======== Information given

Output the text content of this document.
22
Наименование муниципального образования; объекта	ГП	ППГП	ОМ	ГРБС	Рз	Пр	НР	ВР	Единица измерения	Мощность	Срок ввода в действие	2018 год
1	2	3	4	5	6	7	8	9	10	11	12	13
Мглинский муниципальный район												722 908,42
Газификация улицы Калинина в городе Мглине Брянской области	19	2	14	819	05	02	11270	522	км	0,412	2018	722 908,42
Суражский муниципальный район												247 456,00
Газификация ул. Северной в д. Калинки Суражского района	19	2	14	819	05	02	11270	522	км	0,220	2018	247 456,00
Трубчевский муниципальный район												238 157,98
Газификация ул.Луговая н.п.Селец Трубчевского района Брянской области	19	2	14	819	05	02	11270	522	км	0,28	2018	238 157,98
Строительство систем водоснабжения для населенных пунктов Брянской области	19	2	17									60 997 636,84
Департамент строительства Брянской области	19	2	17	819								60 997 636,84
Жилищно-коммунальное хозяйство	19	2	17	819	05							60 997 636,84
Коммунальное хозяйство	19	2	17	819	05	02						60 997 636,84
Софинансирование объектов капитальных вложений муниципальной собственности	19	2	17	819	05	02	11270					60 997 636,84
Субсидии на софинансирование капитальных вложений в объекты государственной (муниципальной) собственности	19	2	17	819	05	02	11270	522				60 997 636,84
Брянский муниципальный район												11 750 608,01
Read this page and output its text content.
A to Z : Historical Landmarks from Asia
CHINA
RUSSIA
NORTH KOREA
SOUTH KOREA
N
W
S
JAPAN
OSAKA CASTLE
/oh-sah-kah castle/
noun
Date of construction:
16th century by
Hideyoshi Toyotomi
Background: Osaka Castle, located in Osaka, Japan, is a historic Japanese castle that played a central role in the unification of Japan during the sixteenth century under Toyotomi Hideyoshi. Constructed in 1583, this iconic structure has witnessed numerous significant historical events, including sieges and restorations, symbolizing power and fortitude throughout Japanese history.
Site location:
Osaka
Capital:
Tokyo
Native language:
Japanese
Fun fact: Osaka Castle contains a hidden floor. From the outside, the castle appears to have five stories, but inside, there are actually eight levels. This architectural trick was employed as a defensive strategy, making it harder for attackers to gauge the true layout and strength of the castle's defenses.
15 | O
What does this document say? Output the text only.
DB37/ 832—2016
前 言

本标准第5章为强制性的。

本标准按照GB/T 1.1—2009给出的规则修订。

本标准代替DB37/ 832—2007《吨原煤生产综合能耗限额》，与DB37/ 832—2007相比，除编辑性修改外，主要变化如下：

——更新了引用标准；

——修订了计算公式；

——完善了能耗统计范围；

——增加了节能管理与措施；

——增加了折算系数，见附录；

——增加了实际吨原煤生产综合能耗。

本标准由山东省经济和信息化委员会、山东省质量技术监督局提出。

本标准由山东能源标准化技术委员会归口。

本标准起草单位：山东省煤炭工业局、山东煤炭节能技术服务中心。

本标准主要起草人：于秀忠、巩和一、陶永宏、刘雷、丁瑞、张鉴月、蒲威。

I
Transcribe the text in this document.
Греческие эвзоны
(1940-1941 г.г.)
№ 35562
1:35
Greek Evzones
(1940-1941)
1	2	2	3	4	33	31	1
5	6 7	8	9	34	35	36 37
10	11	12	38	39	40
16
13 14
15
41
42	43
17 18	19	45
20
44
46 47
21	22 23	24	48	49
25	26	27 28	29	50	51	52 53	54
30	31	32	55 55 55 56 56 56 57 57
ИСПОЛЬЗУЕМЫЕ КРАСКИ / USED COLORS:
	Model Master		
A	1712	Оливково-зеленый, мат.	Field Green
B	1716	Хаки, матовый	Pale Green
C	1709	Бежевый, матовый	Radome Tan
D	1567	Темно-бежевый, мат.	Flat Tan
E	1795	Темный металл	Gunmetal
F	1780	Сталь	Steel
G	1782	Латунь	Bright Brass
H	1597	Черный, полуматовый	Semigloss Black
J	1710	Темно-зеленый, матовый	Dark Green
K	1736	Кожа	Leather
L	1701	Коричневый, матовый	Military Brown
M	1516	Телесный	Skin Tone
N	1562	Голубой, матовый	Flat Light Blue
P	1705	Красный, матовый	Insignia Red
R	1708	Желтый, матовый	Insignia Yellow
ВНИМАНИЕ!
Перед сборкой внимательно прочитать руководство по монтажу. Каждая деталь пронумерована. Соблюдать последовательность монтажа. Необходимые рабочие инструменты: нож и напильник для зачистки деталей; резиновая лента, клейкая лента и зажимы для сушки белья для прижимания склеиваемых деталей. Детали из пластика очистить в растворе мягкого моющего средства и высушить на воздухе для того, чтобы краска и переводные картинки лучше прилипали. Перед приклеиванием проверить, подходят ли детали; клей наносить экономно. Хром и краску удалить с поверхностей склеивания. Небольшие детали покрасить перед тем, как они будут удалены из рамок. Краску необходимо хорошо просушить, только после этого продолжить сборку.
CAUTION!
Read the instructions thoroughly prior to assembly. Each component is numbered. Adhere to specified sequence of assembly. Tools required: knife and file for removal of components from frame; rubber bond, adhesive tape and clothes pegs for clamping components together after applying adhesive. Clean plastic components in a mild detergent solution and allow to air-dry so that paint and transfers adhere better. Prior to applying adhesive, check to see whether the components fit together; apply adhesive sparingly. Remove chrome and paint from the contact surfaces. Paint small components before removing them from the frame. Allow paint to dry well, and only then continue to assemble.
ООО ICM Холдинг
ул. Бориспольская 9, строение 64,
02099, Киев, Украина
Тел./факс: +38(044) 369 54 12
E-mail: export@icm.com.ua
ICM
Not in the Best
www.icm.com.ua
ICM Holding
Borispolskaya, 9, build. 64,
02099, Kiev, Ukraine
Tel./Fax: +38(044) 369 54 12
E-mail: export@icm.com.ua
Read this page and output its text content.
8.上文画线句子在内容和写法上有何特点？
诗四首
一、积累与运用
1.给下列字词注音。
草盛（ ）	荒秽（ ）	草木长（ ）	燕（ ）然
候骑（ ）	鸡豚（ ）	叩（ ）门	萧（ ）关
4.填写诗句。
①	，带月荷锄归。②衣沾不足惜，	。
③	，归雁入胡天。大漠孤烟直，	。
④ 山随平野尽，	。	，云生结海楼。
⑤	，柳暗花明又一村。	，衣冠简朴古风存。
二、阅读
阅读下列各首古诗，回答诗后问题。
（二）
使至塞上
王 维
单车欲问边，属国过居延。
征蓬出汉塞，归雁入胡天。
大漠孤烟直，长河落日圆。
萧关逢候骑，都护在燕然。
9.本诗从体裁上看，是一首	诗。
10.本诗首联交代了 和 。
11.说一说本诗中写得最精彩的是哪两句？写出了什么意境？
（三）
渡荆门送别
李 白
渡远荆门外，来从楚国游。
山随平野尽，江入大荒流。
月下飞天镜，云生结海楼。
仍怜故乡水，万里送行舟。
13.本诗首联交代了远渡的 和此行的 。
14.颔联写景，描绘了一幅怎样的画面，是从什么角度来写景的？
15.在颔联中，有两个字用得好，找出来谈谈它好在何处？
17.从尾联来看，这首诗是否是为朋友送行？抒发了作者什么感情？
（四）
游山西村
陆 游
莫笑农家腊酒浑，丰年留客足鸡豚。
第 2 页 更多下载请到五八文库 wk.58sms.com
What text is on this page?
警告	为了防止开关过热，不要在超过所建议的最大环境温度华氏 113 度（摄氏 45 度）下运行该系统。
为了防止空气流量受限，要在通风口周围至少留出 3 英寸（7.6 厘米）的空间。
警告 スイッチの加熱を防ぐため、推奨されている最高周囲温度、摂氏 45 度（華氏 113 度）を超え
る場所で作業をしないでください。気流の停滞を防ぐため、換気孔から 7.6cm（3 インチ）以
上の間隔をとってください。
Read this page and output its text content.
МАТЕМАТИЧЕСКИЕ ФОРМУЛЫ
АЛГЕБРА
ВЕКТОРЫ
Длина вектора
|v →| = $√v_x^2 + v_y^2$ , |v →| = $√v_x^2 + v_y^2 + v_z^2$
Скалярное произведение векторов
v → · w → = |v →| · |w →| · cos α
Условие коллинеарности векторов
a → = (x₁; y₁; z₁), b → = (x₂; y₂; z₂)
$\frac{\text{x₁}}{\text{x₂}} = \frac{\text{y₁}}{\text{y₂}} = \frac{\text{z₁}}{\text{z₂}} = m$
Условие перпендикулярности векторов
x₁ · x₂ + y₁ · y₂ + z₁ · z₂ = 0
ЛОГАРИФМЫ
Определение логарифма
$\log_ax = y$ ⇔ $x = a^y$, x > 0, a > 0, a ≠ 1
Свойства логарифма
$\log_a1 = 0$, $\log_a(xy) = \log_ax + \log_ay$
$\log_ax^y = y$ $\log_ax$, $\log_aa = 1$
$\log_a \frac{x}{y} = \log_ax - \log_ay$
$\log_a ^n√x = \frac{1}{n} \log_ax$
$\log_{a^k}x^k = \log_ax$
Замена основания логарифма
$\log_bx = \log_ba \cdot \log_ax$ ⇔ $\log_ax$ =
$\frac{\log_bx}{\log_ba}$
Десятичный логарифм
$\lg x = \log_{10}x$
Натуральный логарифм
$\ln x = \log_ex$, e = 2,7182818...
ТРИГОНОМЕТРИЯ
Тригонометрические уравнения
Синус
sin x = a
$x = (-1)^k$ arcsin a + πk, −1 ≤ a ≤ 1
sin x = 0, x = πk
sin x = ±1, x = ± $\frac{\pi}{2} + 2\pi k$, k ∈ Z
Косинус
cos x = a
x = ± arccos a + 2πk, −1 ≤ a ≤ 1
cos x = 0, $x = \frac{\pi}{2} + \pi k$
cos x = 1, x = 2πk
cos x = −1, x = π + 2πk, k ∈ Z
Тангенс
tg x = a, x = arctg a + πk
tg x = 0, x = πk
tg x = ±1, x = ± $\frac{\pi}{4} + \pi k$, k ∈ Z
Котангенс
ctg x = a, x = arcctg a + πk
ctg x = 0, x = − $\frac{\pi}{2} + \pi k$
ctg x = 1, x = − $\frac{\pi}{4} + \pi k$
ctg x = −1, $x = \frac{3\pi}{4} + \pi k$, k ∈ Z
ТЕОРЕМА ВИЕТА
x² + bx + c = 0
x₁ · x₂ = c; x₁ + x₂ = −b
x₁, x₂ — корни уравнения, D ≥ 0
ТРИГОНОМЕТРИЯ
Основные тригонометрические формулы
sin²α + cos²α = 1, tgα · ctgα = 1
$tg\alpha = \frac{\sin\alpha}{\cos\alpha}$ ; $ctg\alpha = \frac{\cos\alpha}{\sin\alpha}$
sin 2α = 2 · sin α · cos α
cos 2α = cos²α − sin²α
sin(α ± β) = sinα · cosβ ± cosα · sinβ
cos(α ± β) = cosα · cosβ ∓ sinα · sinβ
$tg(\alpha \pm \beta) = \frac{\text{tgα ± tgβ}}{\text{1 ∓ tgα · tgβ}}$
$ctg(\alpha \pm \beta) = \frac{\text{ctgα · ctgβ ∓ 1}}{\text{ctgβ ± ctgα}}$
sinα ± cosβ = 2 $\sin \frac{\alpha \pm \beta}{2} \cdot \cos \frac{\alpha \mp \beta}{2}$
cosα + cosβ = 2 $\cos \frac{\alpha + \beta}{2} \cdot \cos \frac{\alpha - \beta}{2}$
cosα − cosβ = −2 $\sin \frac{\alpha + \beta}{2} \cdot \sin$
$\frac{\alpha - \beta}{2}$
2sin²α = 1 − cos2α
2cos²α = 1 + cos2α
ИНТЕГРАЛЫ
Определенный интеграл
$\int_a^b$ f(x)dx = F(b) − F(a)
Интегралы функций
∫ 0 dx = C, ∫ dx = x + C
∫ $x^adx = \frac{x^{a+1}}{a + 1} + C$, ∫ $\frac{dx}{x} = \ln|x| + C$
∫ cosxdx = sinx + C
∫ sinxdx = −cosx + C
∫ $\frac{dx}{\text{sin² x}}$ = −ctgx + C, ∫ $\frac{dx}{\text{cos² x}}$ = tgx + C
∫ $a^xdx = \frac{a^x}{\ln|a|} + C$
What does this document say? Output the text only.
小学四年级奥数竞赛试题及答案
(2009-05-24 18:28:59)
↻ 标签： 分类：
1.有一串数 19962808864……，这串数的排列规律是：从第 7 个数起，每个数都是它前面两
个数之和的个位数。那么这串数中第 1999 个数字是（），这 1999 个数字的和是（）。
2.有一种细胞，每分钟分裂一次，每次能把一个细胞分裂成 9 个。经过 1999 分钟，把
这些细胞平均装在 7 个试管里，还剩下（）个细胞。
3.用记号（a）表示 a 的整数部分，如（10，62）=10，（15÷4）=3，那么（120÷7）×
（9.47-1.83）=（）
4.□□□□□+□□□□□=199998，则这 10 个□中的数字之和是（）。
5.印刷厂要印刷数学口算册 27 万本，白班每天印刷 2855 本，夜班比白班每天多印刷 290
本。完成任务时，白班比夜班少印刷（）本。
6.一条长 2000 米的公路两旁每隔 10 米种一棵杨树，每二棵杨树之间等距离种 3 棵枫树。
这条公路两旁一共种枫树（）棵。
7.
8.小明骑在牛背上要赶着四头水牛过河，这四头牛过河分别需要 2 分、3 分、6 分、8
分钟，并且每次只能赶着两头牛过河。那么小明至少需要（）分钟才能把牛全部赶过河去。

================

- [What the exercise asks] Every line in the data above that contains "cdot" needs to be copied.

- [Result of this task]
$\log_bx = \log_ba \cdot \log_ax$ ⇔ $\log_ax$ =
sinα ± cosβ = 2 $\sin \frac{\alpha \pm \beta}{2} \cdot \cos \frac{\alpha \mp \beta}{2}$
cosα + cosβ = 2 $\cos \frac{\alpha + \beta}{2} \cdot \cos \frac{\alpha - \beta}{2}$
cosα − cosβ = −2 $\sin \frac{\alpha + \beta}{2} \cdot \sin$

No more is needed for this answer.